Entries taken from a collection
* * *

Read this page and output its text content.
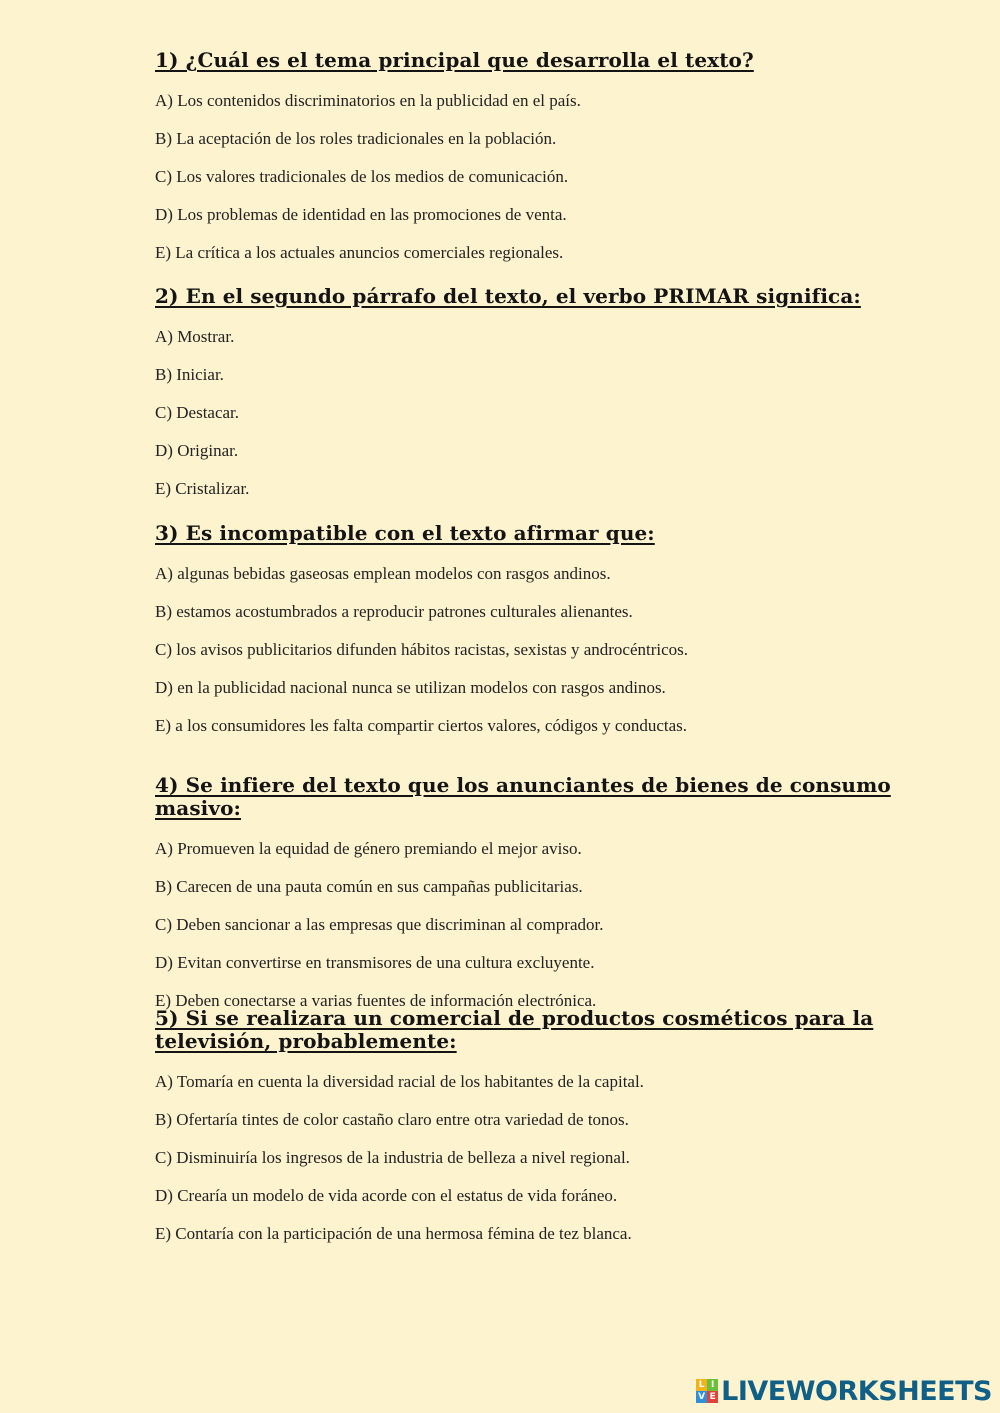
1) ¿Cuál es el tema principal que desarrolla el texto?
A) Los contenidos discriminatorios en la publicidad en el país.
B) La aceptación de los roles tradicionales en la población.
C) Los valores tradicionales de los medios de comunicación.
D) Los problemas de identidad en las promociones de venta.
E) La crítica a los actuales anuncios comerciales regionales.
2) En el segundo párrafo del texto, el verbo PRIMAR significa:
A) Mostrar.
B) Iniciar.
C) Destacar.
D) Originar.
E) Cristalizar.
3) Es incompatible con el texto afirmar que:
A) algunas bebidas gaseosas emplean modelos con rasgos andinos.
B) estamos acostumbrados a reproducir patrones culturales alienantes.
C) los avisos publicitarios difunden hábitos racistas, sexistas y androcéntricos.
D) en la publicidad nacional nunca se utilizan modelos con rasgos andinos.
E) a los consumidores les falta compartir ciertos valores, códigos y conductas.
4) Se infiere del texto que los anunciantes de bienes de consumo masivo:
A) Promueven la equidad de género premiando el mejor aviso.
B) Carecen de una pauta común en sus campañas publicitarias.
C) Deben sancionar a las empresas que discriminan al comprador.
D) Evitan convertirse en transmisores de una cultura excluyente.
E) Deben conectarse a varias fuentes de información electrónica.
5) Si se realizara un comercial de productos cosméticos para la televisión, probablemente:
A) Tomaría en cuenta la diversidad racial de los habitantes de la capital.
B) Ofertaría tintes de color castaño claro entre otra variedad de tonos.
C) Disminuiría los ingresos de la industria de belleza a nivel regional.
D) Crearía un modelo de vida acorde con el estatus de vida foráneo.
E) Contaría con la participación de una hermosa fémina de tez blanca.
L I
V E LIVEWORKSHEETS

* * *

Pick out the lines containing the string "publicidad".

A) Los contenidos discriminatorios en la publicidad en el país.
D) en la publicidad nacional nunca se utilizan modelos con rasgos andinos.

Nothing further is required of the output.